→ Data to use
= = = = = = =

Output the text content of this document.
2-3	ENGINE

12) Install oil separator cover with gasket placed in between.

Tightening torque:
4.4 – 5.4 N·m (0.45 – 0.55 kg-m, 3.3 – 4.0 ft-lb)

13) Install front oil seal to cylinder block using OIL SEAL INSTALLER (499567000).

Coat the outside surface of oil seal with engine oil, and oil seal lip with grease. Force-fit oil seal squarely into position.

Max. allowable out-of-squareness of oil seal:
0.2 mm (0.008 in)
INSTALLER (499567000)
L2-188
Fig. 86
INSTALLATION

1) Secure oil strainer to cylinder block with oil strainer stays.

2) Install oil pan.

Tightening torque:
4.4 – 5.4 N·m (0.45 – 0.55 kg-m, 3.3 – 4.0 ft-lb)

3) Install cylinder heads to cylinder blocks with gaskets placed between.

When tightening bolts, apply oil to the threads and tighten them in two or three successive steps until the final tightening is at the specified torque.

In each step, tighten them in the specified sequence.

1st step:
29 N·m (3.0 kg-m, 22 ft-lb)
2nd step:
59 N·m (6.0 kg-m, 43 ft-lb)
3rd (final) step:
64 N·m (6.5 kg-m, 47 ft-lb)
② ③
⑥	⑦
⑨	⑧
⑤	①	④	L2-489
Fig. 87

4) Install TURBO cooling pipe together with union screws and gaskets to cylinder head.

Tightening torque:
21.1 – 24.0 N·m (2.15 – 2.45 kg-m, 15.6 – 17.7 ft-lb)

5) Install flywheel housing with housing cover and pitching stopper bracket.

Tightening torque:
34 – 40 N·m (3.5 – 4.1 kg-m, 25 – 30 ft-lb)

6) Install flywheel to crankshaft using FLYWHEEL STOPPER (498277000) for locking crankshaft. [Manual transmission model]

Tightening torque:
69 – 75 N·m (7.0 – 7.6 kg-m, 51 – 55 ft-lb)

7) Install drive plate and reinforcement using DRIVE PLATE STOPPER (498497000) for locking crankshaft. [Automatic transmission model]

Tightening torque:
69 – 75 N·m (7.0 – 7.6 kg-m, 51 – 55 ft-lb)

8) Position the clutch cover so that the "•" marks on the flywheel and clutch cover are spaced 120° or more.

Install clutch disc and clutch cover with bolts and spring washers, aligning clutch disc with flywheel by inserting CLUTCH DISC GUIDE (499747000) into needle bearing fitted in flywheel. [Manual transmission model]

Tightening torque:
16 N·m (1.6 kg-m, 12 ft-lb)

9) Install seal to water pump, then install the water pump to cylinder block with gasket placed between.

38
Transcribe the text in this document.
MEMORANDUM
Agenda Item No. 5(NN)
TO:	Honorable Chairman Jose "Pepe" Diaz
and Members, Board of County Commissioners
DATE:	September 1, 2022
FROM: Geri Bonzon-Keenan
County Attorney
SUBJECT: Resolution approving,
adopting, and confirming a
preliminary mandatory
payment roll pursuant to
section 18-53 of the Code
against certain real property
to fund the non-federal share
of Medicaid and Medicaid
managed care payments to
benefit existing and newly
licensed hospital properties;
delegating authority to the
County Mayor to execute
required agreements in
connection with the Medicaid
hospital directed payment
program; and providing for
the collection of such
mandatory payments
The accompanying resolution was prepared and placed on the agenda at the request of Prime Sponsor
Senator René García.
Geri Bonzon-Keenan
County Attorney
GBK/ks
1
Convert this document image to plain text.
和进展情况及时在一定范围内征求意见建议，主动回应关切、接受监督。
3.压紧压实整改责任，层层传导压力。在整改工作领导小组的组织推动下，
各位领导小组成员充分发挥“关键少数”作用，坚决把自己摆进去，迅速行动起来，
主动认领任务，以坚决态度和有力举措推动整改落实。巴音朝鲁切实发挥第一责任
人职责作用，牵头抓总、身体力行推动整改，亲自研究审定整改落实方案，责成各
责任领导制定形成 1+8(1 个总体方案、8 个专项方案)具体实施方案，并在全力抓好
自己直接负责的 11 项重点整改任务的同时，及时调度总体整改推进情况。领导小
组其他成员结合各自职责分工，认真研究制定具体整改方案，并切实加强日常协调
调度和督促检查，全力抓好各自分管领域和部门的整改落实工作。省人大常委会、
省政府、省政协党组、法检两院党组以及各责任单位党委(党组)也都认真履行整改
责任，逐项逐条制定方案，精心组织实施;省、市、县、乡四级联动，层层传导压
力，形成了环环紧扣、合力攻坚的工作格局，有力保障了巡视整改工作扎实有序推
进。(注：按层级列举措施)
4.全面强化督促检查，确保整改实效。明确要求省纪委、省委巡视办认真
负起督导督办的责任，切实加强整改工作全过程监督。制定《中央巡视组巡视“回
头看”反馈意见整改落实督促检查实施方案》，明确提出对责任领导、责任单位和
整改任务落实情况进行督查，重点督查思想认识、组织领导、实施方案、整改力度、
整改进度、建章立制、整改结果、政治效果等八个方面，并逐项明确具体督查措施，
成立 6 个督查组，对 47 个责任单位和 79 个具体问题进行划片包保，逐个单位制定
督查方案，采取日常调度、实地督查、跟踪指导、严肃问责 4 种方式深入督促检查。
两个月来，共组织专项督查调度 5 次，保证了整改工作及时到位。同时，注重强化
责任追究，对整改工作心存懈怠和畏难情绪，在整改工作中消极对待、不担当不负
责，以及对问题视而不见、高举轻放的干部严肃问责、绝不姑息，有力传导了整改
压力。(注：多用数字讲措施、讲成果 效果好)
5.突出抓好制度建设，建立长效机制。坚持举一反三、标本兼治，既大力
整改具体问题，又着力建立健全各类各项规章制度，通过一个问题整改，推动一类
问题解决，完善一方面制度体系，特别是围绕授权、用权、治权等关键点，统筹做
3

= = = = = = =

→ What you are asked to do
Copy all the lines, exactly.

→ Exercise result
Output the text content of this document.
2-3	ENGINE

12) Install oil separator cover with gasket placed in between.

Tightening torque:
4.4 – 5.4 N·m (0.45 – 0.55 kg-m, 3.3 – 4.0 ft-lb)

13) Install front oil seal to cylinder block using OIL SEAL INSTALLER (499567000).

Coat the outside surface of oil seal with engine oil, and oil seal lip with grease. Force-fit oil seal squarely into position.

Max. allowable out-of-squareness of oil seal:
0.2 mm (0.008 in)
INSTALLER (499567000)
L2-188
Fig. 86
INSTALLATION

1) Secure oil strainer to cylinder block with oil strainer stays.

2) Install oil pan.

Tightening torque:
4.4 – 5.4 N·m (0.45 – 0.55 kg-m, 3.3 – 4.0 ft-lb)

3) Install cylinder heads to cylinder blocks with gaskets placed between.

When tightening bolts, apply oil to the threads and tighten them in two or three successive steps until the final tightening is at the specified torque.

In each step, tighten them in the specified sequence.

1st step:
29 N·m (3.0 kg-m, 22 ft-lb)
2nd step:
59 N·m (6.0 kg-m, 43 ft-lb)
3rd (final) step:
64 N·m (6.5 kg-m, 47 ft-lb)
② ③
⑥	⑦
⑨	⑧
⑤	①	④	L2-489
Fig. 87

4) Install TURBO cooling pipe together with union screws and gaskets to cylinder head.

Tightening torque:
21.1 – 24.0 N·m (2.15 – 2.45 kg-m, 15.6 – 17.7 ft-lb)

5) Install flywheel housing with housing cover and pitching stopper bracket.

Tightening torque:
34 – 40 N·m (3.5 – 4.1 kg-m, 25 – 30 ft-lb)

6) Install flywheel to crankshaft using FLYWHEEL STOPPER (498277000) for locking crankshaft. [Manual transmission model]

Tightening torque:
69 – 75 N·m (7.0 – 7.6 kg-m, 51 – 55 ft-lb)

7) Install drive plate and reinforcement using DRIVE PLATE STOPPER (498497000) for locking crankshaft. [Automatic transmission model]

Tightening torque:
69 – 75 N·m (7.0 – 7.6 kg-m, 51 – 55 ft-lb)

8) Position the clutch cover so that the "•" marks on the flywheel and clutch cover are spaced 120° or more.

Install clutch disc and clutch cover with bolts and spring washers, aligning clutch disc with flywheel by inserting CLUTCH DISC GUIDE (499747000) into needle bearing fitted in flywheel. [Manual transmission model]

Tightening torque:
16 N·m (1.6 kg-m, 12 ft-lb)

9) Install seal to water pump, then install the water pump to cylinder block with gasket placed between.

38
Transcribe the text in this document.
MEMORANDUM
Agenda Item No. 5(NN)
TO:	Honorable Chairman Jose "Pepe" Diaz
and Members, Board of County Commissioners
DATE:	September 1, 2022
FROM: Geri Bonzon-Keenan
County Attorney
SUBJECT: Resolution approving,
adopting, and confirming a
preliminary mandatory
payment roll pursuant to
section 18-53 of the Code
against certain real property
to fund the non-federal share
of Medicaid and Medicaid
managed care payments to
benefit existing and newly
licensed hospital properties;
delegating authority to the
County Mayor to execute
required agreements in
connection with the Medicaid
hospital directed payment
program; and providing for
the collection of such
mandatory payments
The accompanying resolution was prepared and placed on the agenda at the request of Prime Sponsor
Senator René García.
Geri Bonzon-Keenan
County Attorney
GBK/ks
1
Convert this document image to plain text.
和进展情况及时在一定范围内征求意见建议，主动回应关切、接受监督。
3.压紧压实整改责任，层层传导压力。在整改工作领导小组的组织推动下，
各位领导小组成员充分发挥“关键少数”作用，坚决把自己摆进去，迅速行动起来，
主动认领任务，以坚决态度和有力举措推动整改落实。巴音朝鲁切实发挥第一责任
人职责作用，牵头抓总、身体力行推动整改，亲自研究审定整改落实方案，责成各
责任领导制定形成 1+8(1 个总体方案、8 个专项方案)具体实施方案，并在全力抓好
自己直接负责的 11 项重点整改任务的同时，及时调度总体整改推进情况。领导小
组其他成员结合各自职责分工，认真研究制定具体整改方案，并切实加强日常协调
调度和督促检查，全力抓好各自分管领域和部门的整改落实工作。省人大常委会、
省政府、省政协党组、法检两院党组以及各责任单位党委(党组)也都认真履行整改
责任，逐项逐条制定方案，精心组织实施;省、市、县、乡四级联动，层层传导压
力，形成了环环紧扣、合力攻坚的工作格局，有力保障了巡视整改工作扎实有序推
进。(注：按层级列举措施)
4.全面强化督促检查，确保整改实效。明确要求省纪委、省委巡视办认真
负起督导督办的责任，切实加强整改工作全过程监督。制定《中央巡视组巡视“回
头看”反馈意见整改落实督促检查实施方案》，明确提出对责任领导、责任单位和
整改任务落实情况进行督查，重点督查思想认识、组织领导、实施方案、整改力度、
整改进度、建章立制、整改结果、政治效果等八个方面，并逐项明确具体督查措施，
成立 6 个督查组，对 47 个责任单位和 79 个具体问题进行划片包保，逐个单位制定
督查方案，采取日常调度、实地督查、跟踪指导、严肃问责 4 种方式深入督促检查。
两个月来，共组织专项督查调度 5 次，保证了整改工作及时到位。同时，注重强化
责任追究，对整改工作心存懈怠和畏难情绪，在整改工作中消极对待、不担当不负
责，以及对问题视而不见、高举轻放的干部严肃问责、绝不姑息，有力传导了整改
压力。(注：多用数字讲措施、讲成果 效果好)
5.突出抓好制度建设，建立长效机制。坚持举一反三、标本兼治，既大力
整改具体问题，又着力建立健全各类各项规章制度，通过一个问题整改，推动一类
问题解决，完善一方面制度体系，特别是围绕授权、用权、治权等关键点，统筹做
3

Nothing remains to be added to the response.